## Instructions for the task
Print out each entry below exactly, please.

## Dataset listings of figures
····················
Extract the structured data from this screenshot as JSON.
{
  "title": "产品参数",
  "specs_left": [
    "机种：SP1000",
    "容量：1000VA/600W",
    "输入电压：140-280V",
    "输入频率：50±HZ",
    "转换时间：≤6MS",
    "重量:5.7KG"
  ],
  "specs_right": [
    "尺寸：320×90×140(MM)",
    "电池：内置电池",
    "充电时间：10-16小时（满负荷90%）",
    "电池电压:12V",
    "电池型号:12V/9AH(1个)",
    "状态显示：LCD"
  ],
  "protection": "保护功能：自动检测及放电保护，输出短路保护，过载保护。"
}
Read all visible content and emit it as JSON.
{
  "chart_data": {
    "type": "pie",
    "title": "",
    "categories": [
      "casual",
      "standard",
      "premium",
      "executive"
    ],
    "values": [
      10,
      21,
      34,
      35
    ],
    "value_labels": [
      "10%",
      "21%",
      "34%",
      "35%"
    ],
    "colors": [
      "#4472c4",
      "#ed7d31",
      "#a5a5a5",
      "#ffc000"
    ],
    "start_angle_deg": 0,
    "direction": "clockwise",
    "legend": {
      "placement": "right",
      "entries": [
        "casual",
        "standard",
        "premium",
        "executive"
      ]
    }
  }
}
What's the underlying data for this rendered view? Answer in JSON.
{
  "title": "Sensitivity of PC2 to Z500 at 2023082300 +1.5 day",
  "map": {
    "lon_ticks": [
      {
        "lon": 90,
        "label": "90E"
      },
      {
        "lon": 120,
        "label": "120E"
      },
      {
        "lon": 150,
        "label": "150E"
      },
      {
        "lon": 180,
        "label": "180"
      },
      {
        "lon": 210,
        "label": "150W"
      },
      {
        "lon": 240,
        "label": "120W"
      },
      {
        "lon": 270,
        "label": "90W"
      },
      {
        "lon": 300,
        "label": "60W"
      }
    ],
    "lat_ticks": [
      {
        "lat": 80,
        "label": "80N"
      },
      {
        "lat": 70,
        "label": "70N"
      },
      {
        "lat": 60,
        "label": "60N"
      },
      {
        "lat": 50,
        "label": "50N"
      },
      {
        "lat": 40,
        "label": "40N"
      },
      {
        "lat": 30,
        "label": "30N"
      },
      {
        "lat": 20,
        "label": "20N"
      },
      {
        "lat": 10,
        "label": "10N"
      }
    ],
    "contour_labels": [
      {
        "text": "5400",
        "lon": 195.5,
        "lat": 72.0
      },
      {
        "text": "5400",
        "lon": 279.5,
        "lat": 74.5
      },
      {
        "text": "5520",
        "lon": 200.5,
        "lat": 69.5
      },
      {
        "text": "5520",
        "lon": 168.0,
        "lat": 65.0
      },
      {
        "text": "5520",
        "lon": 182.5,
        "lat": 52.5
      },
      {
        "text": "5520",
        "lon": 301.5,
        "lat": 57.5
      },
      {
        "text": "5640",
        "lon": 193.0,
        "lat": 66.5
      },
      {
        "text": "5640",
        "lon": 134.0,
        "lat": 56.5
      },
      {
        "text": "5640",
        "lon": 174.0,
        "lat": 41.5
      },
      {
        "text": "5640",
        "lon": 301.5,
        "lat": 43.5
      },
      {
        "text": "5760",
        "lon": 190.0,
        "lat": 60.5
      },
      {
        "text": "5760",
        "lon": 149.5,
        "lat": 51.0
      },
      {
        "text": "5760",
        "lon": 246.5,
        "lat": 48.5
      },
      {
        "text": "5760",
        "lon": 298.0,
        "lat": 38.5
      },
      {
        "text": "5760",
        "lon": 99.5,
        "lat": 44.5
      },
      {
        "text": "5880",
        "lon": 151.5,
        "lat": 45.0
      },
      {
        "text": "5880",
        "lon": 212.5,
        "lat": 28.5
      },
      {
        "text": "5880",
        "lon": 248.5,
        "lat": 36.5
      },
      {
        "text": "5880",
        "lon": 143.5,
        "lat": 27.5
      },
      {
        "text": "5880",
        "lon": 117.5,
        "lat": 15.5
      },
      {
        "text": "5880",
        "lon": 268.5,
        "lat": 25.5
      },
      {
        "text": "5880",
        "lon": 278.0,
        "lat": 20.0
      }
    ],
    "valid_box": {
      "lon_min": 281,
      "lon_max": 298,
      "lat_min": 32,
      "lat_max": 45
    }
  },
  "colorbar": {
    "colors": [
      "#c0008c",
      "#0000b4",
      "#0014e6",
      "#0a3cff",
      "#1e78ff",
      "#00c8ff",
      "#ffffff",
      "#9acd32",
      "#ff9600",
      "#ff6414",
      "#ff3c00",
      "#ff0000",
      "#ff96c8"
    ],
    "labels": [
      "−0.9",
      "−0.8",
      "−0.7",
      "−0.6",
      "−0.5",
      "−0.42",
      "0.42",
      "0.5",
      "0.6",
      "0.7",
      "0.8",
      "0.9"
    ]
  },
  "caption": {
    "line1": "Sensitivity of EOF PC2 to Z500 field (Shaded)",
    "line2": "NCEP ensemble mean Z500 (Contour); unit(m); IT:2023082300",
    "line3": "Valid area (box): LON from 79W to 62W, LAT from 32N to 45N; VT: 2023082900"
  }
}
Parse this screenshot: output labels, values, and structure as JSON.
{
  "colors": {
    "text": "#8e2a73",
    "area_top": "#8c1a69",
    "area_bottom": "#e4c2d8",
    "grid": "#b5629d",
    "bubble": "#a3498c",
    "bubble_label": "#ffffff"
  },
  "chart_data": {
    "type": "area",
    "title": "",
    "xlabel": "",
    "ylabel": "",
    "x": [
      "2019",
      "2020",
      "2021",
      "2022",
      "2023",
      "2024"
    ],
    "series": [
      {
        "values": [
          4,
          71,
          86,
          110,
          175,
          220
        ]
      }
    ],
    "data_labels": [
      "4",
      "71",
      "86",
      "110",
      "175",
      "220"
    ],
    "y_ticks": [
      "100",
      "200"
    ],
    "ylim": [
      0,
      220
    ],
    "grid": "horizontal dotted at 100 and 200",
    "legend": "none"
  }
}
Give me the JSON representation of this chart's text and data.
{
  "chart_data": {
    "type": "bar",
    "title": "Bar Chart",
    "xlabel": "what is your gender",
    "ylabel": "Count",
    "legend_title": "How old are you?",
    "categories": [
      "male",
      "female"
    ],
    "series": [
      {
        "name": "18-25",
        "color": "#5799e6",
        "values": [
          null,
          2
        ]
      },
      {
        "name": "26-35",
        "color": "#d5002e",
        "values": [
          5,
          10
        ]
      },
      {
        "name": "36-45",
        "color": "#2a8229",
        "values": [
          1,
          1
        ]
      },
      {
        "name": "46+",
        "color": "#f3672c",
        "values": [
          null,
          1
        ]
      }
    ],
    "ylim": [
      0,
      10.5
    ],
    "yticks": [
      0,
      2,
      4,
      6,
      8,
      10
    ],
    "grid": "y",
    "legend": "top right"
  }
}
····················
## Written solution
Extract the structured data from this screenshot as JSON.
{
  "title": "产品参数",
  "specs_left": [
    "机种：SP1000",
    "容量：1000VA/600W",
    "输入电压：140-280V",
    "输入频率：50±HZ",
    "转换时间：≤6MS",
    "重量:5.7KG"
  ],
  "specs_right": [
    "尺寸：320×90×140(MM)",
    "电池：内置电池",
    "充电时间：10-16小时（满负荷90%）",
    "电池电压:12V",
    "电池型号:12V/9AH(1个)",
    "状态显示：LCD"
  ],
  "protection": "保护功能：自动检测及放电保护，输出短路保护，过载保护。"
}
Read all visible content and emit it as JSON.
{
  "chart_data": {
    "type": "pie",
    "title": "",
    "categories": [
      "casual",
      "standard",
      "premium",
      "executive"
    ],
    "values": [
      10,
      21,
      34,
      35
    ],
    "value_labels": [
      "10%",
      "21%",
      "34%",
      "35%"
    ],
    "colors": [
      "#4472c4",
      "#ed7d31",
      "#a5a5a5",
      "#ffc000"
    ],
    "start_angle_deg": 0,
    "direction": "clockwise",
    "legend": {
      "placement": "right",
      "entries": [
        "casual",
        "standard",
        "premium",
        "executive"
      ]
    }
  }
}
What's the underlying data for this rendered view? Answer in JSON.
{
  "title": "Sensitivity of PC2 to Z500 at 2023082300 +1.5 day",
  "map": {
    "lon_ticks": [
      {
        "lon": 90,
        "label": "90E"
      },
      {
        "lon": 120,
        "label": "120E"
      },
      {
        "lon": 150,
        "label": "150E"
      },
      {
        "lon": 180,
        "label": "180"
      },
      {
        "lon": 210,
        "label": "150W"
      },
      {
        "lon": 240,
        "label": "120W"
      },
      {
        "lon": 270,
        "label": "90W"
      },
      {
        "lon": 300,
        "label": "60W"
      }
    ],
    "lat_ticks": [
      {
        "lat": 80,
        "label": "80N"
      },
      {
        "lat": 70,
        "label": "70N"
      },
      {
        "lat": 60,
        "label": "60N"
      },
      {
        "lat": 50,
        "label": "50N"
      },
      {
        "lat": 40,
        "label": "40N"
      },
      {
        "lat": 30,
        "label": "30N"
      },
      {
        "lat": 20,
        "label": "20N"
      },
      {
        "lat": 10,
        "label": "10N"
      }
    ],
    "contour_labels": [
      {
        "text": "5400",
        "lon": 195.5,
        "lat": 72.0
      },
      {
        "text": "5400",
        "lon": 279.5,
        "lat": 74.5
      },
      {
        "text": "5520",
        "lon": 200.5,
        "lat": 69.5
      },
      {
        "text": "5520",
        "lon": 168.0,
        "lat": 65.0
      },
      {
        "text": "5520",
        "lon": 182.5,
        "lat": 52.5
      },
      {
        "text": "5520",
        "lon": 301.5,
        "lat": 57.5
      },
      {
        "text": "5640",
        "lon": 193.0,
        "lat": 66.5
      },
      {
        "text": "5640",
        "lon": 134.0,
        "lat": 56.5
      },
      {
        "text": "5640",
        "lon": 174.0,
        "lat": 41.5
      },
      {
        "text": "5640",
        "lon": 301.5,
        "lat": 43.5
      },
      {
        "text": "5760",
        "lon": 190.0,
        "lat": 60.5
      },
      {
        "text": "5760",
        "lon": 149.5,
        "lat": 51.0
      },
      {
        "text": "5760",
        "lon": 246.5,
        "lat": 48.5
      },
      {
        "text": "5760",
        "lon": 298.0,
        "lat": 38.5
      },
      {
        "text": "5760",
        "lon": 99.5,
        "lat": 44.5
      },
      {
        "text": "5880",
        "lon": 151.5,
        "lat": 45.0
      },
      {
        "text": "5880",
        "lon": 212.5,
        "lat": 28.5
      },
      {
        "text": "5880",
        "lon": 248.5,
        "lat": 36.5
      },
      {
        "text": "5880",
        "lon": 143.5,
        "lat": 27.5
      },
      {
        "text": "5880",
        "lon": 117.5,
        "lat": 15.5
      },
      {
        "text": "5880",
        "lon": 268.5,
        "lat": 25.5
      },
      {
        "text": "5880",
        "lon": 278.0,
        "lat": 20.0
      }
    ],
    "valid_box": {
      "lon_min": 281,
      "lon_max": 298,
      "lat_min": 32,
      "lat_max": 45
    }
  },
  "colorbar": {
    "colors": [
      "#c0008c",
      "#0000b4",
      "#0014e6",
      "#0a3cff",
      "#1e78ff",
      "#00c8ff",
      "#ffffff",
      "#9acd32",
      "#ff9600",
      "#ff6414",
      "#ff3c00",
      "#ff0000",
      "#ff96c8"
    ],
    "labels": [
      "−0.9",
      "−0.8",
      "−0.7",
      "−0.6",
      "−0.5",
      "−0.42",
      "0.42",
      "0.5",
      "0.6",
      "0.7",
      "0.8",
      "0.9"
    ]
  },
  "caption": {
    "line1": "Sensitivity of EOF PC2 to Z500 field (Shaded)",
    "line2": "NCEP ensemble mean Z500 (Contour); unit(m); IT:2023082300",
    "line3": "Valid area (box): LON from 79W to 62W, LAT from 32N to 45N; VT: 2023082900"
  }
}
Parse this screenshot: output labels, values, and structure as JSON.
{
  "colors": {
    "text": "#8e2a73",
    "area_top": "#8c1a69",
    "area_bottom": "#e4c2d8",
    "grid": "#b5629d",
    "bubble": "#a3498c",
    "bubble_label": "#ffffff"
  },
  "chart_data": {
    "type": "area",
    "title": "",
    "xlabel": "",
    "ylabel": "",
    "x": [
      "2019",
      "2020",
      "2021",
      "2022",
      "2023",
      "2024"
    ],
    "series": [
      {
        "values": [
          4,
          71,
          86,
          110,
          175,
          220
        ]
      }
    ],
    "data_labels": [
      "4",
      "71",
      "86",
      "110",
      "175",
      "220"
    ],
    "y_ticks": [
      "100",
      "200"
    ],
    "ylim": [
      0,
      220
    ],
    "grid": "horizontal dotted at 100 and 200",
    "legend": "none"
  }
}
Give me the JSON representation of this chart's text and data.
{
  "chart_data": {
    "type": "bar",
    "title": "Bar Chart",
    "xlabel": "what is your gender",
    "ylabel": "Count",
    "legend_title": "How old are you?",
    "categories": [
      "male",
      "female"
    ],
    "series": [
      {
        "name": "18-25",
        "color": "#5799e6",
        "values": [
          null,
          2
        ]
      },
      {
        "name": "26-35",
        "color": "#d5002e",
        "values": [
          5,
          10
        ]
      },
      {
        "name": "36-45",
        "color": "#2a8229",
        "values": [
          1,
          1
        ]
      },
      {
        "name": "46+",
        "color": "#f3672c",
        "values": [
          null,
          1
        ]
      }
    ],
    "ylim": [
      0,
      10.5
    ],
    "yticks": [
      0,
      2,
      4,
      6,
      8,
      10
    ],
    "grid": "y",
    "legend": "top right"
  }
}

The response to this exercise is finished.